■ CHALLENGE
Review the lines that follow and copy each one that contains the word "Möbel".

(Items from a data source)
────────────────────────────────────────

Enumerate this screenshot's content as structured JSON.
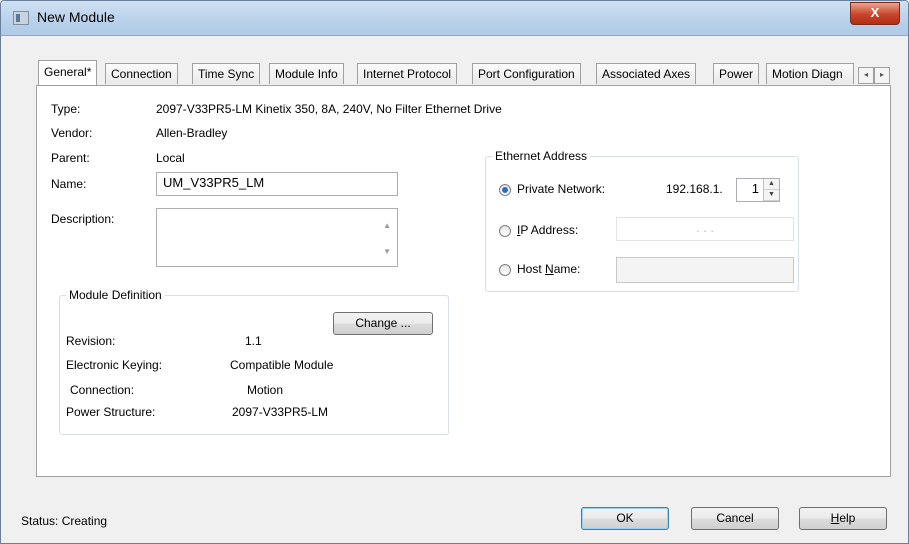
{
  "window": {
    "title": "New Module",
    "close_glyph": "X"
  },
  "tabs": [
    {
      "label": "General*"
    },
    {
      "label": "Connection"
    },
    {
      "label": "Time Sync"
    },
    {
      "label": "Module Info"
    },
    {
      "label": "Internet Protocol"
    },
    {
      "label": "Port Configuration"
    },
    {
      "label": "Associated Axes"
    },
    {
      "label": "Power"
    },
    {
      "label": "Motion Diagn"
    }
  ],
  "tab_scroll": {
    "left": "◂",
    "right": "▸"
  },
  "general": {
    "type_label": "Type:",
    "type_value": "2097-V33PR5-LM Kinetix 350, 8A, 240V, No Filter Ethernet Drive",
    "vendor_label": "Vendor:",
    "vendor_value": "Allen-Bradley",
    "parent_label": "Parent:",
    "parent_value": "Local",
    "name_label": "Name:",
    "name_value": "UM_V33PR5_LM",
    "description_label": "Description:",
    "description_value": ""
  },
  "ethernet": {
    "group_title": "Ethernet Address",
    "private_network_label": "Private Network:",
    "private_network_prefix": "192.168.1.",
    "private_network_host": "1",
    "ip_address_label": "IP Address:",
    "ip_address_dots": ".        .        .",
    "host_name_label": "Host Name:",
    "host_name_value": "",
    "selected": "private_network"
  },
  "module_definition": {
    "group_title": "Module Definition",
    "change_button": "Change ...",
    "revision_label": "Revision:",
    "revision_value": "1.1",
    "keying_label": "Electronic Keying:",
    "keying_value": "Compatible Module",
    "connection_label": "Connection:",
    "connection_value": "Motion",
    "power_structure_label": "Power Structure:",
    "power_structure_value": "2097-V33PR5-LM"
  },
  "footer": {
    "status_label": "Status:",
    "status_value": "Creating",
    "ok_button": "OK",
    "cancel_button": "Cancel",
    "help_button": "Help"
  },
  "icons": {
    "spin_up": "▲",
    "spin_down": "▼",
    "scroll_up": "▲",
    "scroll_down": "▼"
  }
}
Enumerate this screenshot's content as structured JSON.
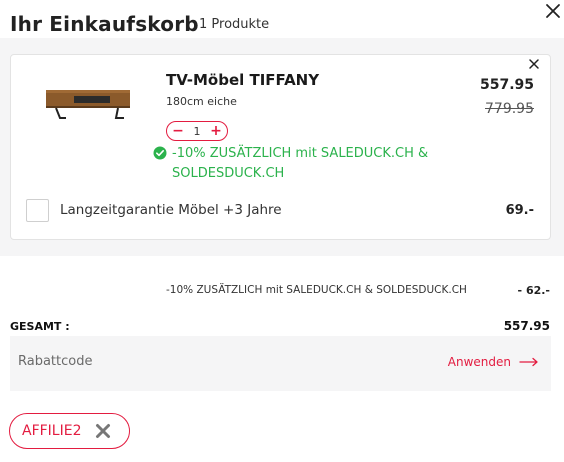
{
  "header": {
    "title": "Ihr Einkaufskorb",
    "count_label": "1 Produkte",
    "close_icon": "close-icon"
  },
  "cart_item": {
    "name": "TV-Möbel TIFFANY",
    "variant": "180cm eiche",
    "quantity": "1",
    "price_current": "557.95",
    "price_original": "779.95",
    "promo_text": "-10% ZUSÄTZLICH mit SALEDUCK.CH & SOLDESDUCK.CH",
    "remove_icon": "close-icon",
    "promo_icon": "check-circle-icon",
    "minus_symbol": "−",
    "plus_symbol": "+"
  },
  "warranty": {
    "label": "Langzeitgarantie Möbel +3 Jahre",
    "price": "69.-",
    "checked": false
  },
  "summary": {
    "discount_label": "-10% ZUSÄTZLICH mit SALEDUCK.CH & SOLDESDUCK.CH",
    "discount_value": "- 62.-",
    "total_label": "GESAMT :",
    "total_value": "557.95"
  },
  "coupon": {
    "placeholder": "Rabattcode",
    "value": "",
    "apply_label": "Anwenden",
    "apply_icon": "arrow-right-icon"
  },
  "applied_code": {
    "label": "AFFILIE2",
    "remove_icon": "close-icon"
  },
  "colors": {
    "accent": "#e31c40",
    "success": "#2bb24c",
    "panel_bg": "#f5f5f6"
  }
}
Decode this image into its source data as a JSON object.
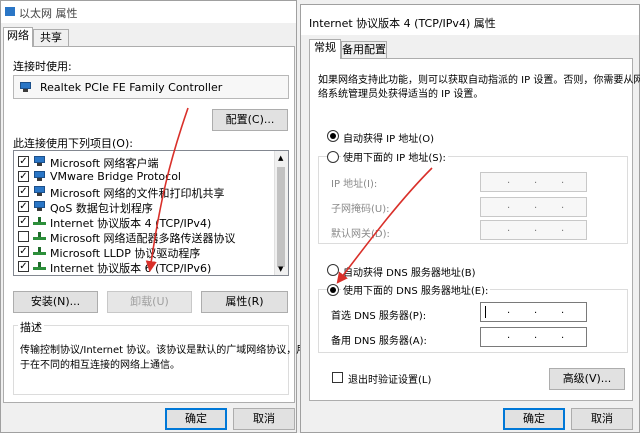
{
  "left_window": {
    "title": "以太网 属性",
    "tabs": [
      {
        "label": "网络"
      },
      {
        "label": "共享"
      }
    ],
    "connect_using_label": "连接时使用:",
    "adapter_name": "Realtek PCIe FE Family Controller",
    "configure_button": "配置(C)...",
    "items_label": "此连接使用下列项目(O):",
    "items": [
      {
        "label": "Microsoft 网络客户端",
        "checked": true,
        "icon": "network-client-icon"
      },
      {
        "label": "VMware Bridge Protocol",
        "checked": true,
        "icon": "network-client-icon"
      },
      {
        "label": "Microsoft 网络的文件和打印机共享",
        "checked": true,
        "icon": "network-client-icon"
      },
      {
        "label": "QoS 数据包计划程序",
        "checked": true,
        "icon": "network-client-icon"
      },
      {
        "label": "Internet 协议版本 4 (TCP/IPv4)",
        "checked": true,
        "icon": "protocol-icon"
      },
      {
        "label": "Microsoft 网络适配器多路传送器协议",
        "checked": false,
        "icon": "protocol-icon"
      },
      {
        "label": "Microsoft LLDP 协议驱动程序",
        "checked": true,
        "icon": "protocol-icon"
      },
      {
        "label": "Internet 协议版本 6 (TCP/IPv6)",
        "checked": true,
        "icon": "protocol-icon"
      }
    ],
    "install_button": "安装(N)...",
    "uninstall_button": "卸载(U)",
    "properties_button": "属性(R)",
    "description_label": "描述",
    "description_line1": "传输控制协议/Internet 协议。该协议是默认的广域网络协议，用",
    "description_line2": "于在不同的相互连接的网络上通信。",
    "ok_button": "确定",
    "cancel_button": "取消"
  },
  "right_window": {
    "title": "Internet 协议版本 4 (TCP/IPv4) 属性",
    "tabs": [
      {
        "label": "常规"
      },
      {
        "label": "备用配置"
      }
    ],
    "intro_line1": "如果网络支持此功能，则可以获取自动指派的 IP 设置。否则，你需要从网",
    "intro_line2": "络系统管理员处获得适当的 IP 设置。",
    "auto_ip_label": "自动获得 IP 地址(O)",
    "manual_ip_label": "使用下面的 IP 地址(S):",
    "ip_address_label": "IP 地址(I):",
    "subnet_label": "子网掩码(U):",
    "gateway_label": "默认网关(D):",
    "auto_dns_label": "自动获得 DNS 服务器地址(B)",
    "manual_dns_label": "使用下面的 DNS 服务器地址(E):",
    "preferred_dns_label": "首选 DNS 服务器(P):",
    "alternate_dns_label": "备用 DNS 服务器(A):",
    "validate_label": "退出时验证设置(L)",
    "advanced_button": "高级(V)...",
    "ok_button": "确定",
    "cancel_button": "取消",
    "ip_dot": "."
  },
  "colors": {
    "annotation_arrow": "#d9302a",
    "focus_border": "#0078d7"
  }
}
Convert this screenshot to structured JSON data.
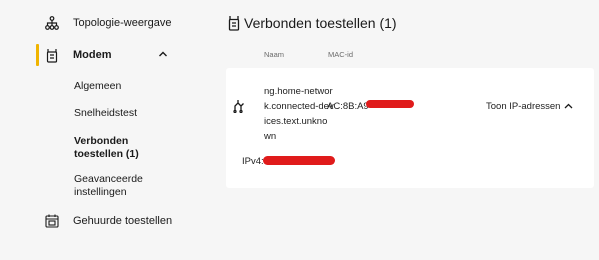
{
  "sidebar": {
    "items": [
      {
        "label": "Topologie-weergave",
        "icon": "topology-icon"
      },
      {
        "label": "Modem",
        "icon": "modem-icon"
      },
      {
        "label": "Gehuurde toestellen",
        "icon": "rented-devices-icon"
      }
    ],
    "modem_subitems": [
      {
        "label": "Algemeen"
      },
      {
        "label": "Snelheidstest"
      },
      {
        "label": "Verbonden toestellen (1)"
      },
      {
        "label": "Geavanceerde instellingen"
      }
    ],
    "accent_color": "#f0b400"
  },
  "main": {
    "title": "Verbonden toestellen (1)",
    "columns": {
      "name": "Naam",
      "mac": "MAC-id"
    },
    "device": {
      "name": "ng.home-network.connected-devices.text.unknown",
      "mac_prefix": "AC:8B:A9",
      "ipv4_label": "IPv4:",
      "show_ip_label": "Toon IP-adressen"
    }
  },
  "redaction_color": "#e01b1b"
}
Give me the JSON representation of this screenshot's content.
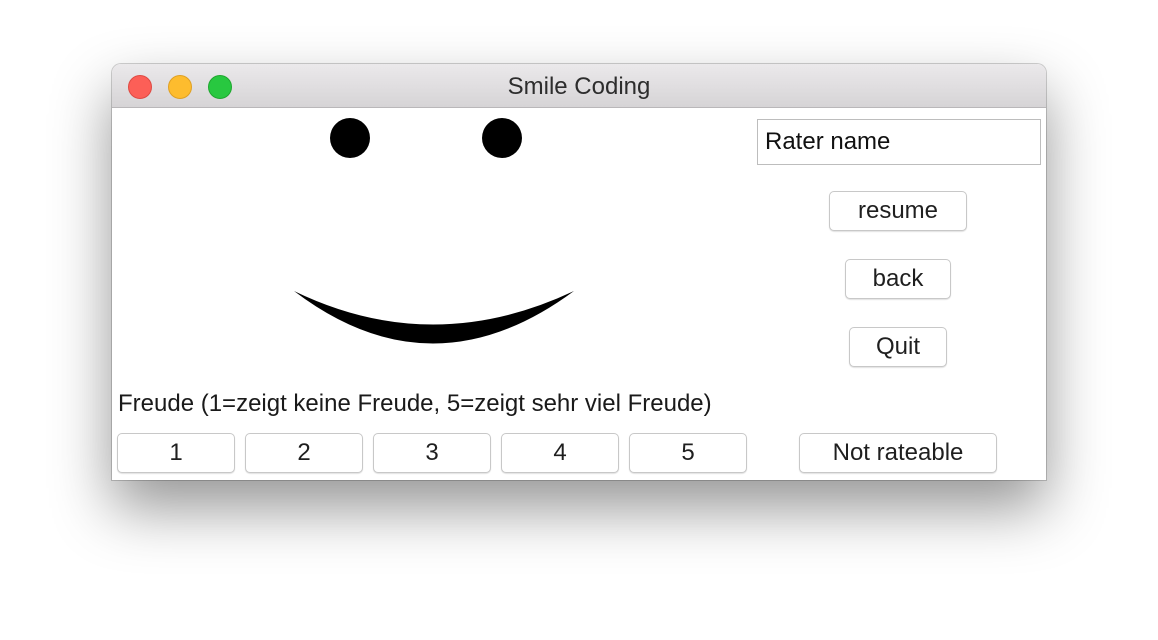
{
  "window": {
    "title": "Smile Coding"
  },
  "stimulus": {
    "description_icon": "smiley-face",
    "color": "#000000"
  },
  "rater": {
    "value": "Rater name"
  },
  "controls": {
    "resume_label": "resume",
    "back_label": "back",
    "quit_label": "Quit"
  },
  "question": {
    "text": "Freude (1=zeigt keine Freude, 5=zeigt sehr viel Freude)"
  },
  "ratings": {
    "options": [
      "1",
      "2",
      "3",
      "4",
      "5"
    ],
    "not_rateable_label": "Not rateable"
  }
}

────────────────────────────────────────

■ WRITTEN SOLUTION
    "name": "TV-Möbel TIFFANY",
    "label": "Langzeitgarantie Möbel +3 Jahre",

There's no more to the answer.